Written task:
Print out the material that follows word for word.

Dataset entries:
■ ■ ■ ■ ■ ■ ■

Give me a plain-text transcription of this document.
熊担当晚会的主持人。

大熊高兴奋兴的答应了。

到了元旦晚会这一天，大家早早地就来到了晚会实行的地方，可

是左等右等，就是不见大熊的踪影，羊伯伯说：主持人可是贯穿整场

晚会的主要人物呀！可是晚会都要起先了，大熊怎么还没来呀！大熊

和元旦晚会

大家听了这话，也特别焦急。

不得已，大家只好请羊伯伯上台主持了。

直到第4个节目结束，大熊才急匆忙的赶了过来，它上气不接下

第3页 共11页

■ ■ ■ ■ ■ ■ ■

Task result:
Give me a plain-text transcription of this document.
熊担当晚会的主持人。

大熊高兴奋兴的答应了。

到了元旦晚会这一天，大家早早地就来到了晚会实行的地方，可

是左等右等，就是不见大熊的踪影，羊伯伯说：主持人可是贯穿整场

晚会的主要人物呀！可是晚会都要起先了，大熊怎么还没来呀！大熊

和元旦晚会

大家听了这话，也特别焦急。

不得已，大家只好请羊伯伯上台主持了。

直到第4个节目结束，大熊才急匆忙的赶了过来，它上气不接下

第3页 共11页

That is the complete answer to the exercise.